_PROMPT_
What is needed is an exact repeat of the lines from the line containing "Read this page and output its text content." through the final line of the entries below, and nothing else.

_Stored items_
--- Start ---

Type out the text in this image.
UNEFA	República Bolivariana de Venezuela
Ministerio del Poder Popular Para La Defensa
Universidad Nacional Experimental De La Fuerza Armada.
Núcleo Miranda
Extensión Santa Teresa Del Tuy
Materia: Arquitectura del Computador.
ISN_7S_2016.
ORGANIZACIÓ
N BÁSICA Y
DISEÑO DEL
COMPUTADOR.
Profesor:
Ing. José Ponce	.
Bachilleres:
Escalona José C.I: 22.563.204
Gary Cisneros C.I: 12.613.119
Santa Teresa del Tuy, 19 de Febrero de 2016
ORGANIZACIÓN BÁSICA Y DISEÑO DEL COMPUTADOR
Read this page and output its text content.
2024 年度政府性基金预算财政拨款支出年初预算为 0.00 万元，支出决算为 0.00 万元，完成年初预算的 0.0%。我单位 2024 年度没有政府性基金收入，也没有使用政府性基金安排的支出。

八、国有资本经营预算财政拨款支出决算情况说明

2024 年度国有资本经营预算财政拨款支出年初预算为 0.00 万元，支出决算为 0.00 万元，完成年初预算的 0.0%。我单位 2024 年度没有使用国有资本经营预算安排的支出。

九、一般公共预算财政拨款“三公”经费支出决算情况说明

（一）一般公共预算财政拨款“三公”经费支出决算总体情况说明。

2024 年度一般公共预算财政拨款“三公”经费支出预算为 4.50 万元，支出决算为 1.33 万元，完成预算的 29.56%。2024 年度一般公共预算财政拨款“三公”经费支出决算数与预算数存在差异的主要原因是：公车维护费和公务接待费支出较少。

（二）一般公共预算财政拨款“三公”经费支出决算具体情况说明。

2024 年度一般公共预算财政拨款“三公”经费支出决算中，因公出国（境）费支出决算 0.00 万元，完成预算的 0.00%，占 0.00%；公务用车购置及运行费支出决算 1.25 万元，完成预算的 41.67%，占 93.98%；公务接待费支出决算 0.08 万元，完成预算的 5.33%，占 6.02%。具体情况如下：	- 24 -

--- End ---

_ANSWER FOR THIS EXERCISE_
Read this page and output its text content.
2024 年度政府性基金预算财政拨款支出年初预算为 0.00 万元，支出决算为 0.00 万元，完成年初预算的 0.0%。我单位 2024 年度没有政府性基金收入，也没有使用政府性基金安排的支出。

八、国有资本经营预算财政拨款支出决算情况说明

2024 年度国有资本经营预算财政拨款支出年初预算为 0.00 万元，支出决算为 0.00 万元，完成年初预算的 0.0%。我单位 2024 年度没有使用国有资本经营预算安排的支出。

九、一般公共预算财政拨款“三公”经费支出决算情况说明

（一）一般公共预算财政拨款“三公”经费支出决算总体情况说明。

2024 年度一般公共预算财政拨款“三公”经费支出预算为 4.50 万元，支出决算为 1.33 万元，完成预算的 29.56%。2024 年度一般公共预算财政拨款“三公”经费支出决算数与预算数存在差异的主要原因是：公车维护费和公务接待费支出较少。

（二）一般公共预算财政拨款“三公”经费支出决算具体情况说明。

2024 年度一般公共预算财政拨款“三公”经费支出决算中，因公出国（境）费支出决算 0.00 万元，完成预算的 0.00%，占 0.00%；公务用车购置及运行费支出决算 1.25 万元，完成预算的 41.67%，占 93.98%；公务接待费支出决算 0.08 万元，完成预算的 5.33%，占 6.02%。具体情况如下：	- 24 -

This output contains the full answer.